**WHAT THE TASK ASKS**: Can you retype every record below exactly as written?

**SOURCE MATERIAL**:
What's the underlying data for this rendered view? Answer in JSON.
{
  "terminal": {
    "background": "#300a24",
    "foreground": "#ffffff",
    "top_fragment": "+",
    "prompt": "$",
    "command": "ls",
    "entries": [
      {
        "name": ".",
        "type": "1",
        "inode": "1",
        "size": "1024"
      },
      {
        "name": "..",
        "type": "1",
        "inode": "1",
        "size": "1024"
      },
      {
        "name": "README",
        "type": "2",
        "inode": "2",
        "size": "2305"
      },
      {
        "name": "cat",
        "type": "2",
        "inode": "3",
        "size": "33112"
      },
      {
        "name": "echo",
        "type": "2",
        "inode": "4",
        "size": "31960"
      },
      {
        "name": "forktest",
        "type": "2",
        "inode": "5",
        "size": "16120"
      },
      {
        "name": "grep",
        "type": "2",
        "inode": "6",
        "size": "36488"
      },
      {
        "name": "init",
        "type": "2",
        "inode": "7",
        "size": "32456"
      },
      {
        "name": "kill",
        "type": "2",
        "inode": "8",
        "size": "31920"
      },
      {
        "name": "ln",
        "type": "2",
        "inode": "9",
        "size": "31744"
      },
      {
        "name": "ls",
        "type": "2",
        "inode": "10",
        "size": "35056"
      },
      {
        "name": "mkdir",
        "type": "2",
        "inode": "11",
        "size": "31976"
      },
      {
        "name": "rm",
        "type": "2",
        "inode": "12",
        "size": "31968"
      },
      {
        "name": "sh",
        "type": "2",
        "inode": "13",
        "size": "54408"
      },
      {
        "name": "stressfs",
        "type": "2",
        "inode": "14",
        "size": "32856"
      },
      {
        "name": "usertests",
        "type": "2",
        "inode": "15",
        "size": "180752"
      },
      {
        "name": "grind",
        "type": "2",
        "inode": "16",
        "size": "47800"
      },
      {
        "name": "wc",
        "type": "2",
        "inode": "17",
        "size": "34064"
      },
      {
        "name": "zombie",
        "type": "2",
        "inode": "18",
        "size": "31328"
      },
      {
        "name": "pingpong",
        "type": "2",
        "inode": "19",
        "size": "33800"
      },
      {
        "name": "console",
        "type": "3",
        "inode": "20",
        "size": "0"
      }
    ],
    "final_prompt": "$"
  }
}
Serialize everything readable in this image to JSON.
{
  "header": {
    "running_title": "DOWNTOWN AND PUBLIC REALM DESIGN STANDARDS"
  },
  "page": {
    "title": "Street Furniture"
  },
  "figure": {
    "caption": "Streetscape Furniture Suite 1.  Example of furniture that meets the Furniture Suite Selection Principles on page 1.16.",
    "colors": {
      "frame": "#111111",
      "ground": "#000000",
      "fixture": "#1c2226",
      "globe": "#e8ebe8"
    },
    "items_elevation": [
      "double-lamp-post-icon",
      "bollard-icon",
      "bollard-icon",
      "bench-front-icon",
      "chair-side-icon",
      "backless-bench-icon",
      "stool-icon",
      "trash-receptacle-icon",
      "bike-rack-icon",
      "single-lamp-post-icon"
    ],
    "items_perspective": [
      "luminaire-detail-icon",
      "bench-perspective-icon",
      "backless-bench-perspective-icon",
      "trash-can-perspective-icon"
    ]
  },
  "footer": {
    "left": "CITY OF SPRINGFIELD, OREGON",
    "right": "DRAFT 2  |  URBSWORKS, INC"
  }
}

**REPLY**:
What's the underlying data for this rendered view? Answer in JSON.
{
  "terminal": {
    "background": "#300a24",
    "foreground": "#ffffff",
    "top_fragment": "+",
    "prompt": "$",
    "command": "ls",
    "entries": [
      {
        "name": ".",
        "type": "1",
        "inode": "1",
        "size": "1024"
      },
      {
        "name": "..",
        "type": "1",
        "inode": "1",
        "size": "1024"
      },
      {
        "name": "README",
        "type": "2",
        "inode": "2",
        "size": "2305"
      },
      {
        "name": "cat",
        "type": "2",
        "inode": "3",
        "size": "33112"
      },
      {
        "name": "echo",
        "type": "2",
        "inode": "4",
        "size": "31960"
      },
      {
        "name": "forktest",
        "type": "2",
        "inode": "5",
        "size": "16120"
      },
      {
        "name": "grep",
        "type": "2",
        "inode": "6",
        "size": "36488"
      },
      {
        "name": "init",
        "type": "2",
        "inode": "7",
        "size": "32456"
      },
      {
        "name": "kill",
        "type": "2",
        "inode": "8",
        "size": "31920"
      },
      {
        "name": "ln",
        "type": "2",
        "inode": "9",
        "size": "31744"
      },
      {
        "name": "ls",
        "type": "2",
        "inode": "10",
        "size": "35056"
      },
      {
        "name": "mkdir",
        "type": "2",
        "inode": "11",
        "size": "31976"
      },
      {
        "name": "rm",
        "type": "2",
        "inode": "12",
        "size": "31968"
      },
      {
        "name": "sh",
        "type": "2",
        "inode": "13",
        "size": "54408"
      },
      {
        "name": "stressfs",
        "type": "2",
        "inode": "14",
        "size": "32856"
      },
      {
        "name": "usertests",
        "type": "2",
        "inode": "15",
        "size": "180752"
      },
      {
        "name": "grind",
        "type": "2",
        "inode": "16",
        "size": "47800"
      },
      {
        "name": "wc",
        "type": "2",
        "inode": "17",
        "size": "34064"
      },
      {
        "name": "zombie",
        "type": "2",
        "inode": "18",
        "size": "31328"
      },
      {
        "name": "pingpong",
        "type": "2",
        "inode": "19",
        "size": "33800"
      },
      {
        "name": "console",
        "type": "3",
        "inode": "20",
        "size": "0"
      }
    ],
    "final_prompt": "$"
  }
}
Serialize everything readable in this image to JSON.
{
  "header": {
    "running_title": "DOWNTOWN AND PUBLIC REALM DESIGN STANDARDS"
  },
  "page": {
    "title": "Street Furniture"
  },
  "figure": {
    "caption": "Streetscape Furniture Suite 1.  Example of furniture that meets the Furniture Suite Selection Principles on page 1.16.",
    "colors": {
      "frame": "#111111",
      "ground": "#000000",
      "fixture": "#1c2226",
      "globe": "#e8ebe8"
    },
    "items_elevation": [
      "double-lamp-post-icon",
      "bollard-icon",
      "bollard-icon",
      "bench-front-icon",
      "chair-side-icon",
      "backless-bench-icon",
      "stool-icon",
      "trash-receptacle-icon",
      "bike-rack-icon",
      "single-lamp-post-icon"
    ],
    "items_perspective": [
      "luminaire-detail-icon",
      "bench-perspective-icon",
      "backless-bench-perspective-icon",
      "trash-can-perspective-icon"
    ]
  },
  "footer": {
    "left": "CITY OF SPRINGFIELD, OREGON",
    "right": "DRAFT 2  |  URBSWORKS, INC"
  }
}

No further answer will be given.